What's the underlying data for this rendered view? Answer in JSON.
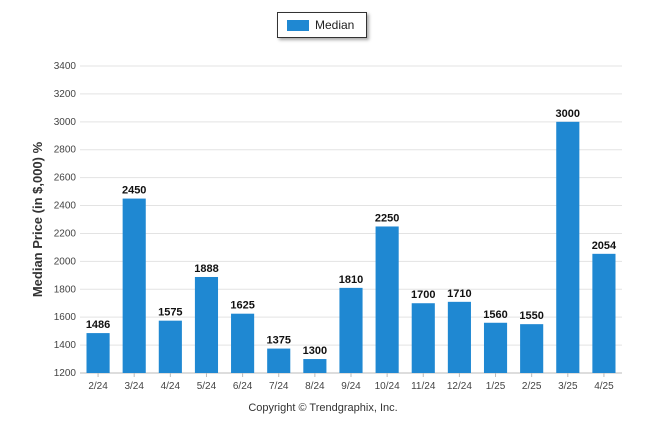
{
  "chart_data": {
    "type": "bar",
    "categories": [
      "2/24",
      "3/24",
      "4/24",
      "5/24",
      "6/24",
      "7/24",
      "8/24",
      "9/24",
      "10/24",
      "11/24",
      "12/24",
      "1/25",
      "2/25",
      "3/25",
      "4/25"
    ],
    "series": [
      {
        "name": "Median",
        "values": [
          1486,
          2450,
          1575,
          1888,
          1625,
          1375,
          1300,
          1810,
          2250,
          1700,
          1710,
          1560,
          1550,
          3000,
          2054
        ]
      }
    ],
    "ylabel": "Median Price (in $,000) %",
    "xlabel": "",
    "ylim": [
      1200,
      3400
    ],
    "yticks": [
      1200,
      1400,
      1600,
      1800,
      2000,
      2200,
      2400,
      2600,
      2800,
      3000,
      3200,
      3400
    ],
    "grid": true,
    "legend_position": "top-center",
    "bar_color": "#1f88d2"
  },
  "legend": {
    "label": "Median"
  },
  "footer": {
    "copyright": "Copyright © Trendgraphix, Inc."
  }
}
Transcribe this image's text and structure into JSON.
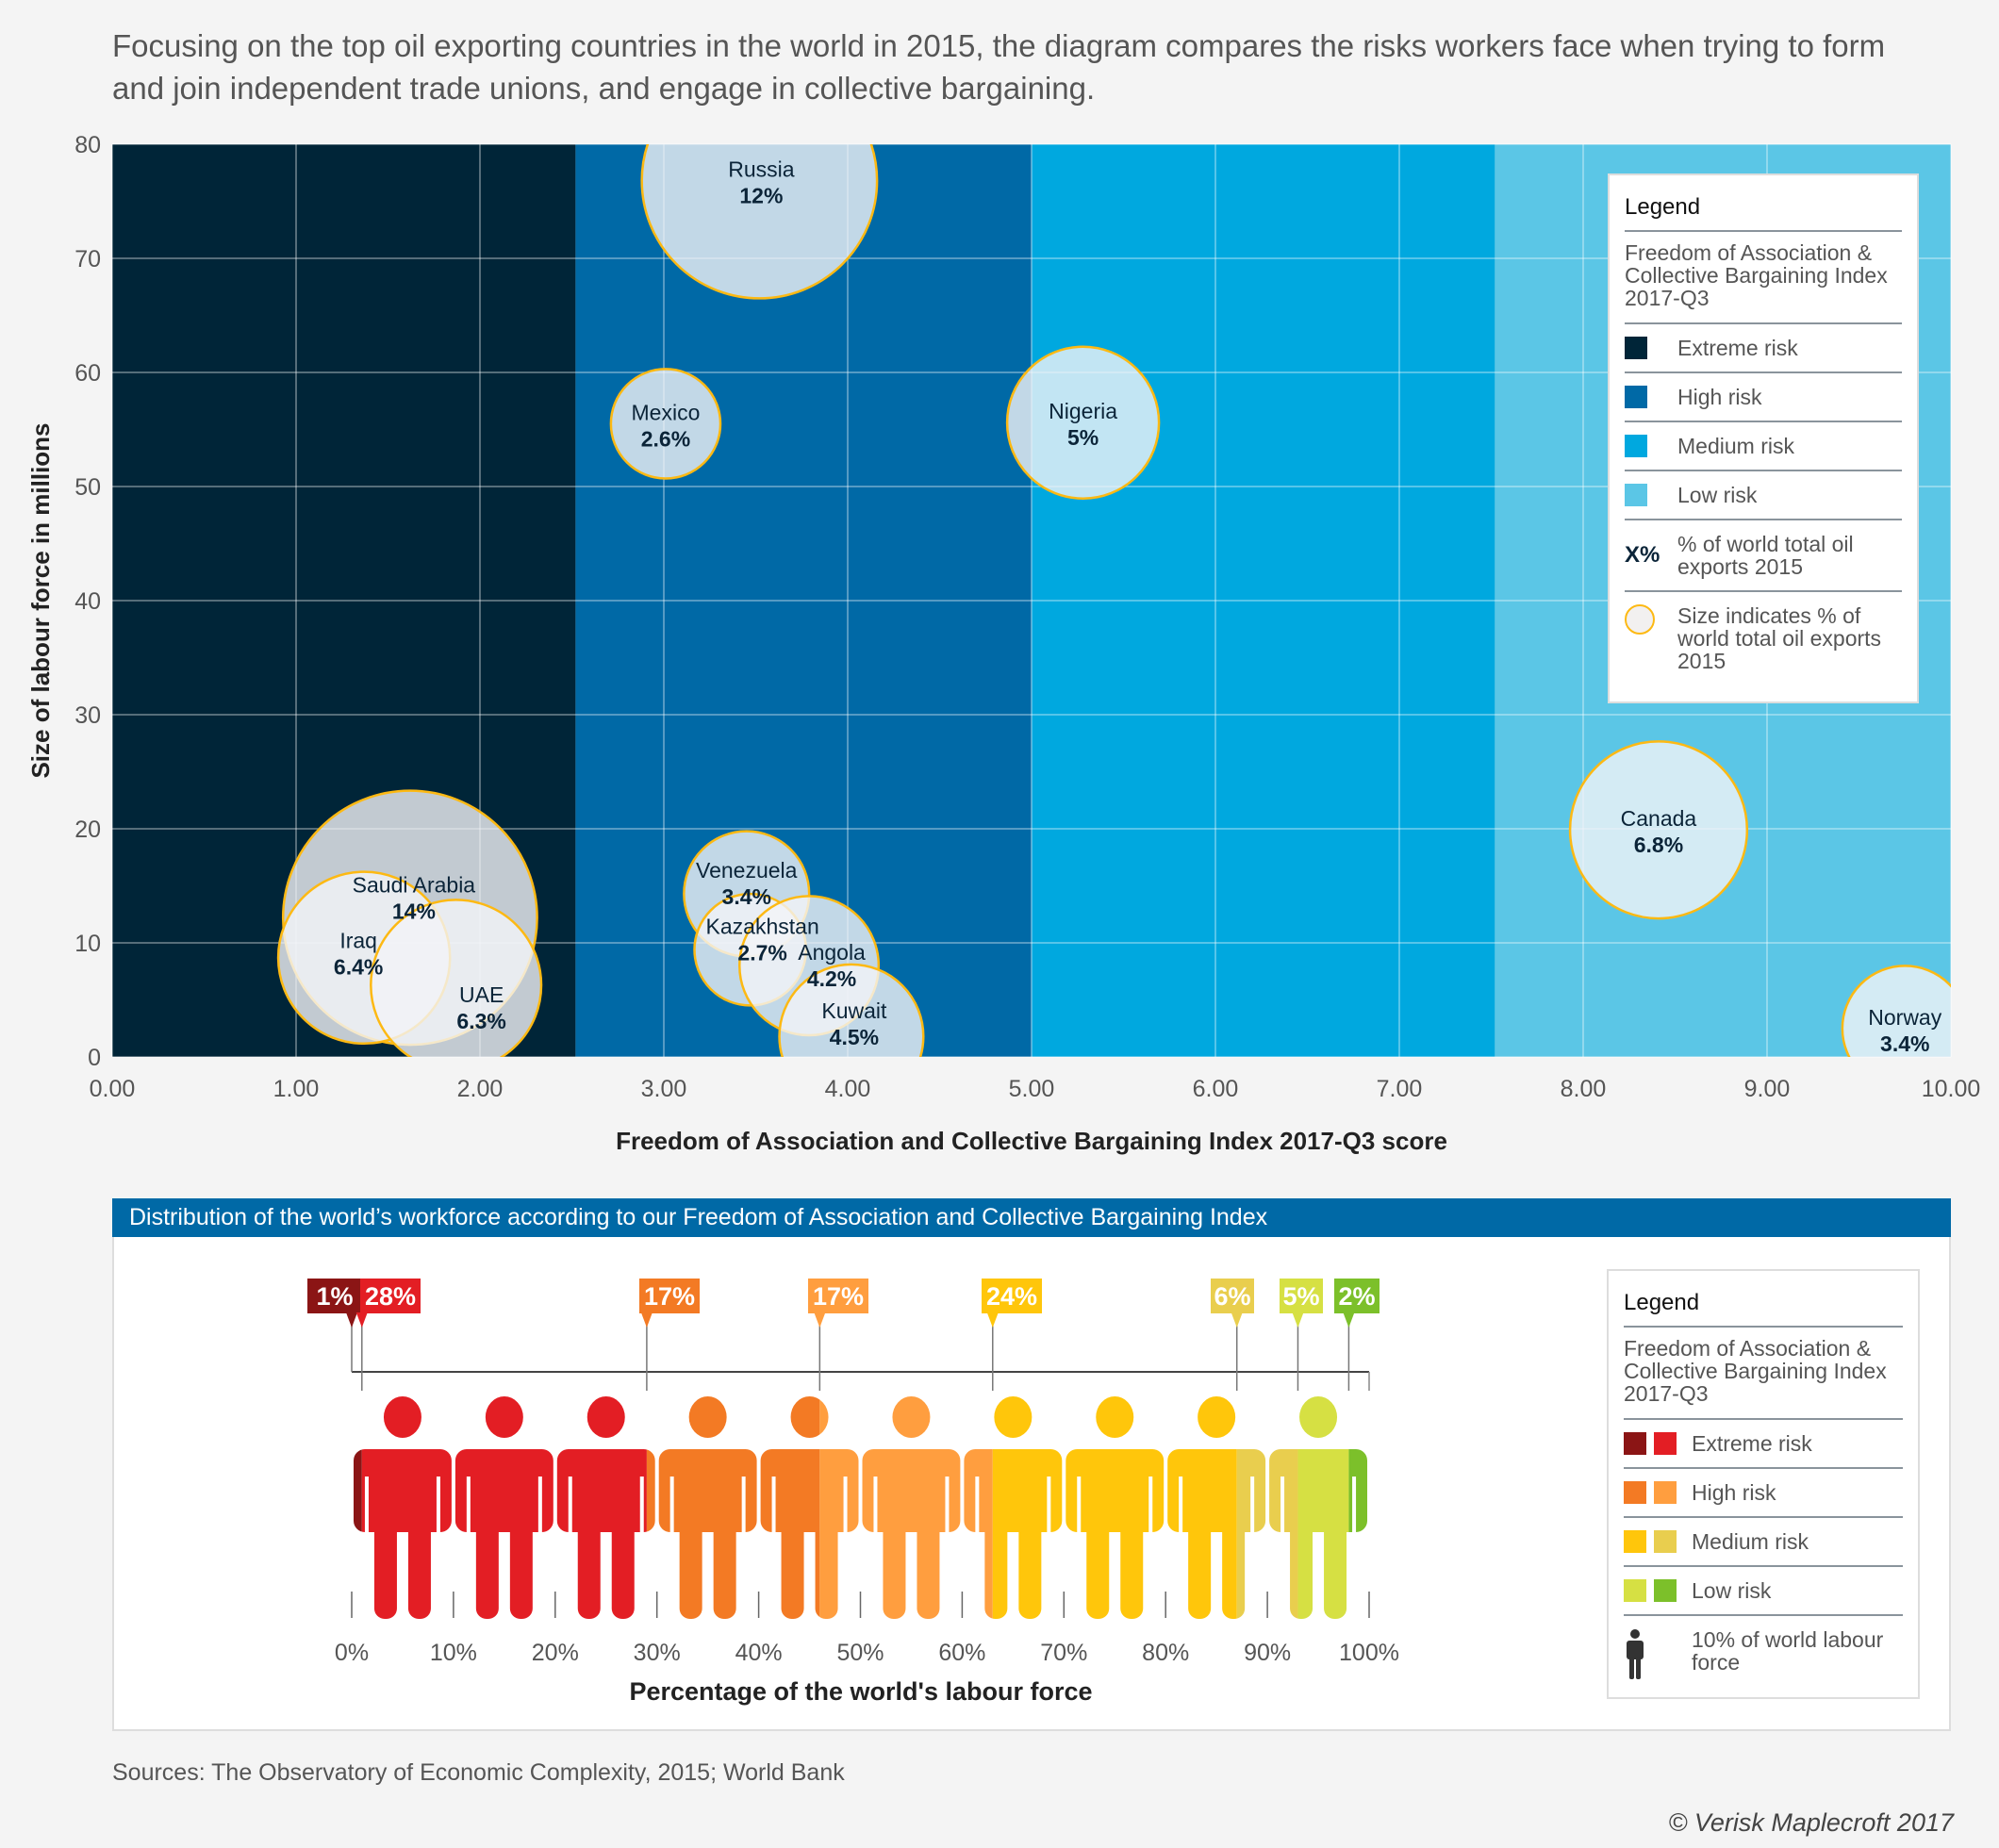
{
  "intro": "Focusing on the top oil exporting countries in the world in 2015, the diagram compares the risks workers face when trying to form and join independent trade unions, and engage in collective bargaining.",
  "chart_data": [
    {
      "type": "scatter",
      "subtype": "bubble",
      "xlabel": "Freedom of Association and Collective Bargaining Index 2017-Q3  score",
      "ylabel": "Size of labour force in millions",
      "xlim": [
        0,
        10
      ],
      "ylim": [
        0,
        80
      ],
      "x_ticks": [
        "0.00",
        "1.00",
        "2.00",
        "3.00",
        "4.00",
        "5.00",
        "6.00",
        "7.00",
        "8.00",
        "9.00",
        "10.00"
      ],
      "y_ticks": [
        "0",
        "10",
        "20",
        "30",
        "40",
        "50",
        "60",
        "70",
        "80"
      ],
      "grid": true,
      "legend_position": "top-right",
      "bands": [
        {
          "label": "Extreme risk",
          "from": 0,
          "to": 2.52,
          "color": "#002538"
        },
        {
          "label": "High risk",
          "from": 2.52,
          "to": 5.0,
          "color": "#0069A6"
        },
        {
          "label": "Medium risk",
          "from": 5.0,
          "to": 7.52,
          "color": "#00A8DF"
        },
        {
          "label": "Low risk",
          "from": 7.52,
          "to": 10,
          "color": "#5BC6E6"
        }
      ],
      "points": [
        {
          "country": "Russia",
          "x": 3.52,
          "y": 76.8,
          "export_share": 12,
          "label": "12%"
        },
        {
          "country": "Mexico",
          "x": 3.01,
          "y": 55.5,
          "export_share": 2.6,
          "label": "2.6%"
        },
        {
          "country": "Nigeria",
          "x": 5.28,
          "y": 55.6,
          "export_share": 5,
          "label": "5%"
        },
        {
          "country": "Saudi Arabia",
          "x": 1.62,
          "y": 12.2,
          "export_share": 14,
          "label": "14%"
        },
        {
          "country": "Iraq",
          "x": 1.37,
          "y": 8.7,
          "export_share": 6.4,
          "label": "6.4%"
        },
        {
          "country": "UAE",
          "x": 1.87,
          "y": 6.3,
          "export_share": 6.3,
          "label": "6.3%"
        },
        {
          "country": "Venezuela",
          "x": 3.45,
          "y": 14.3,
          "export_share": 3.4,
          "label": "3.4%"
        },
        {
          "country": "Kazakhstan",
          "x": 3.47,
          "y": 9.4,
          "export_share": 2.7,
          "label": "2.7%"
        },
        {
          "country": "Angola",
          "x": 3.79,
          "y": 8.0,
          "export_share": 4.2,
          "label": "4.2%"
        },
        {
          "country": "Kuwait",
          "x": 4.02,
          "y": 1.8,
          "export_share": 4.5,
          "label": "4.5%"
        },
        {
          "country": "Canada",
          "x": 8.41,
          "y": 19.9,
          "export_share": 6.8,
          "label": "6.8%"
        },
        {
          "country": "Norway",
          "x": 9.75,
          "y": 2.5,
          "export_share": 3.4,
          "label": "3.4%"
        }
      ],
      "bubble_fill": "#f2f2f2",
      "bubble_stroke": "#FDB913"
    },
    {
      "type": "bar",
      "subtype": "stacked-pictogram",
      "title": "Distribution of the world’s workforce according to our Freedom of Association and Collective Bargaining Index",
      "xlabel": "Percentage of the world's labour force",
      "x_ticks": [
        "0%",
        "10%",
        "20%",
        "30%",
        "40%",
        "50%",
        "60%",
        "70%",
        "80%",
        "90%",
        "100%"
      ],
      "xlim": [
        0,
        100
      ],
      "segments": [
        {
          "risk": "Extreme risk",
          "value": 1,
          "label": "1%",
          "color": "#8B1515"
        },
        {
          "risk": "Extreme risk",
          "value": 28,
          "label": "28%",
          "color": "#E31E24"
        },
        {
          "risk": "High risk",
          "value": 17,
          "label": "17%",
          "color": "#F37A24"
        },
        {
          "risk": "High risk",
          "value": 17,
          "label": "17%",
          "color": "#FF9E3F"
        },
        {
          "risk": "Medium risk",
          "value": 24,
          "label": "24%",
          "color": "#FFC60B"
        },
        {
          "risk": "Medium risk",
          "value": 6,
          "label": "6%",
          "color": "#E9CE4E"
        },
        {
          "risk": "Low risk",
          "value": 5,
          "label": "5%",
          "color": "#D6E043"
        },
        {
          "risk": "Low risk",
          "value": 2,
          "label": "2%",
          "color": "#7CC02A"
        }
      ]
    }
  ],
  "legend_top": {
    "title": "Legend",
    "subtitle": "Freedom of Association & Collective Bargaining Index 2017-Q3",
    "items": [
      {
        "label": "Extreme risk",
        "color": "#002538"
      },
      {
        "label": "High risk",
        "color": "#0069A6"
      },
      {
        "label": "Medium risk",
        "color": "#00A8DF"
      },
      {
        "label": "Low risk",
        "color": "#5BC6E6"
      }
    ],
    "pct_symbol": "X%",
    "pct_label": "% of world total oil exports 2015",
    "size_label": "Size indicates % of world total oil exports 2015"
  },
  "legend_bottom": {
    "title": "Legend",
    "subtitle": "Freedom of Association & Collective Bargaining Index 2017-Q3",
    "items": [
      {
        "label": "Extreme risk",
        "colors": [
          "#8B1515",
          "#E31E24"
        ]
      },
      {
        "label": "High risk",
        "colors": [
          "#F37A24",
          "#FF9E3F"
        ]
      },
      {
        "label": "Medium risk",
        "colors": [
          "#FFC60B",
          "#E9CE4E"
        ]
      },
      {
        "label": "Low risk",
        "colors": [
          "#D6E043",
          "#7CC02A"
        ]
      }
    ],
    "person_label": "10% of world labour force"
  },
  "sources": "Sources: The Observatory of Economic Complexity, 2015; World Bank",
  "copyright": "© Verisk Maplecroft 2017"
}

--------

▶ OBJECTIVE: Copy everything in the records above except the pictures, exactly as written.

▶ WRITTEN ANSWER:
What's the underlying data for this rendered view? Answer in JSON.
{
  "chart_data": {
    "type": "bar",
    "categories": [
      "2/24",
      "3/24",
      "4/24",
      "5/24",
      "6/24",
      "7/24",
      "8/24",
      "9/24",
      "10/24",
      "11/24",
      "12/24",
      "1/25",
      "2/25",
      "3/25",
      "4/25"
    ],
    "series": [
      {
        "name": "Median",
        "values": [
          1486,
          2450,
          1575,
          1888,
          1625,
          1375,
          1300,
          1810,
          2250,
          1700,
          1710,
          1560,
          1550,
          3000,
          2054
        ]
      }
    ],
    "ylabel": "Median Price (in $,000) %",
    "xlabel": "",
    "ylim": [
      1200,
      3400
    ],
    "yticks": [
      1200,
      1400,
      1600,
      1800,
      2000,
      2200,
      2400,
      2600,
      2800,
      3000,
      3200,
      3400
    ],
    "grid": true,
    "legend_position": "top-center",
    "bar_color": "#1f88d2"
  },
  "legend": {
    "label": "Median"
  },
  "footer": {
    "copyright": "Copyright © Trendgraphix, Inc."
  }
}
Transcribe this image's text and structure into JSON.
{
  "intro": "Focusing on the top oil exporting countries in the world in 2015, the diagram compares the risks workers face when trying to form and join independent trade unions, and engage in collective bargaining.",
  "chart_data": [
    {
      "type": "scatter",
      "subtype": "bubble",
      "xlabel": "Freedom of Association and Collective Bargaining Index 2017-Q3  score",
      "ylabel": "Size of labour force in millions",
      "xlim": [
        0,
        10
      ],
      "ylim": [
        0,
        80
      ],
      "x_ticks": [
        "0.00",
        "1.00",
        "2.00",
        "3.00",
        "4.00",
        "5.00",
        "6.00",
        "7.00",
        "8.00",
        "9.00",
        "10.00"
      ],
      "y_ticks": [
        "0",
        "10",
        "20",
        "30",
        "40",
        "50",
        "60",
        "70",
        "80"
      ],
      "grid": true,
      "legend_position": "top-right",
      "bands": [
        {
          "label": "Extreme risk",
          "from": 0,
          "to": 2.52,
          "color": "#002538"
        },
        {
          "label": "High risk",
          "from": 2.52,
          "to": 5.0,
          "color": "#0069A6"
        },
        {
          "label": "Medium risk",
          "from": 5.0,
          "to": 7.52,
          "color": "#00A8DF"
        },
        {
          "label": "Low risk",
          "from": 7.52,
          "to": 10,
          "color": "#5BC6E6"
        }
      ],
      "points": [
        {
          "country": "Russia",
          "x": 3.52,
          "y": 76.8,
          "export_share": 12,
          "label": "12%"
        },
        {
          "country": "Mexico",
          "x": 3.01,
          "y": 55.5,
          "export_share": 2.6,
          "label": "2.6%"
        },
        {
          "country": "Nigeria",
          "x": 5.28,
          "y": 55.6,
          "export_share": 5,
          "label": "5%"
        },
        {
          "country": "Saudi Arabia",
          "x": 1.62,
          "y": 12.2,
          "export_share": 14,
          "label": "14%"
        },
        {
          "country": "Iraq",
          "x": 1.37,
          "y": 8.7,
          "export_share": 6.4,
          "label": "6.4%"
        },
        {
          "country": "UAE",
          "x": 1.87,
          "y": 6.3,
          "export_share": 6.3,
          "label": "6.3%"
        },
        {
          "country": "Venezuela",
          "x": 3.45,
          "y": 14.3,
          "export_share": 3.4,
          "label": "3.4%"
        },
        {
          "country": "Kazakhstan",
          "x": 3.47,
          "y": 9.4,
          "export_share": 2.7,
          "label": "2.7%"
        },
        {
          "country": "Angola",
          "x": 3.79,
          "y": 8.0,
          "export_share": 4.2,
          "label": "4.2%"
        },
        {
          "country": "Kuwait",
          "x": 4.02,
          "y": 1.8,
          "export_share": 4.5,
          "label": "4.5%"
        },
        {
          "country": "Canada",
          "x": 8.41,
          "y": 19.9,
          "export_share": 6.8,
          "label": "6.8%"
        },
        {
          "country": "Norway",
          "x": 9.75,
          "y": 2.5,
          "export_share": 3.4,
          "label": "3.4%"
        }
      ],
      "bubble_fill": "#f2f2f2",
      "bubble_stroke": "#FDB913"
    },
    {
      "type": "bar",
      "subtype": "stacked-pictogram",
      "title": "Distribution of the world’s workforce according to our Freedom of Association and Collective Bargaining Index",
      "xlabel": "Percentage of the world's labour force",
      "x_ticks": [
        "0%",
        "10%",
        "20%",
        "30%",
        "40%",
        "50%",
        "60%",
        "70%",
        "80%",
        "90%",
        "100%"
      ],
      "xlim": [
        0,
        100
      ],
      "segments": [
        {
          "risk": "Extreme risk",
          "value": 1,
          "label": "1%",
          "color": "#8B1515"
        },
        {
          "risk": "Extreme risk",
          "value": 28,
          "label": "28%",
          "color": "#E31E24"
        },
        {
          "risk": "High risk",
          "value": 17,
          "label": "17%",
          "color": "#F37A24"
        },
        {
          "risk": "High risk",
          "value": 17,
          "label": "17%",
          "color": "#FF9E3F"
        },
        {
          "risk": "Medium risk",
          "value": 24,
          "label": "24%",
          "color": "#FFC60B"
        },
        {
          "risk": "Medium risk",
          "value": 6,
          "label": "6%",
          "color": "#E9CE4E"
        },
        {
          "risk": "Low risk",
          "value": 5,
          "label": "5%",
          "color": "#D6E043"
        },
        {
          "risk": "Low risk",
          "value": 2,
          "label": "2%",
          "color": "#7CC02A"
        }
      ]
    }
  ],
  "legend_top": {
    "title": "Legend",
    "subtitle": "Freedom of Association & Collective Bargaining Index 2017-Q3",
    "items": [
      {
        "label": "Extreme risk",
        "color": "#002538"
      },
      {
        "label": "High risk",
        "color": "#0069A6"
      },
      {
        "label": "Medium risk",
        "color": "#00A8DF"
      },
      {
        "label": "Low risk",
        "color": "#5BC6E6"
      }
    ],
    "pct_symbol": "X%",
    "pct_label": "% of world total oil exports 2015",
    "size_label": "Size indicates % of world total oil exports 2015"
  },
  "legend_bottom": {
    "title": "Legend",
    "subtitle": "Freedom of Association & Collective Bargaining Index 2017-Q3",
    "items": [
      {
        "label": "Extreme risk",
        "colors": [
          "#8B1515",
          "#E31E24"
        ]
      },
      {
        "label": "High risk",
        "colors": [
          "#F37A24",
          "#FF9E3F"
        ]
      },
      {
        "label": "Medium risk",
        "colors": [
          "#FFC60B",
          "#E9CE4E"
        ]
      },
      {
        "label": "Low risk",
        "colors": [
          "#D6E043",
          "#7CC02A"
        ]
      }
    ],
    "person_label": "10% of world labour force"
  },
  "sources": "Sources: The Observatory of Economic Complexity, 2015; World Bank",
  "copyright": "© Verisk Maplecroft 2017"
}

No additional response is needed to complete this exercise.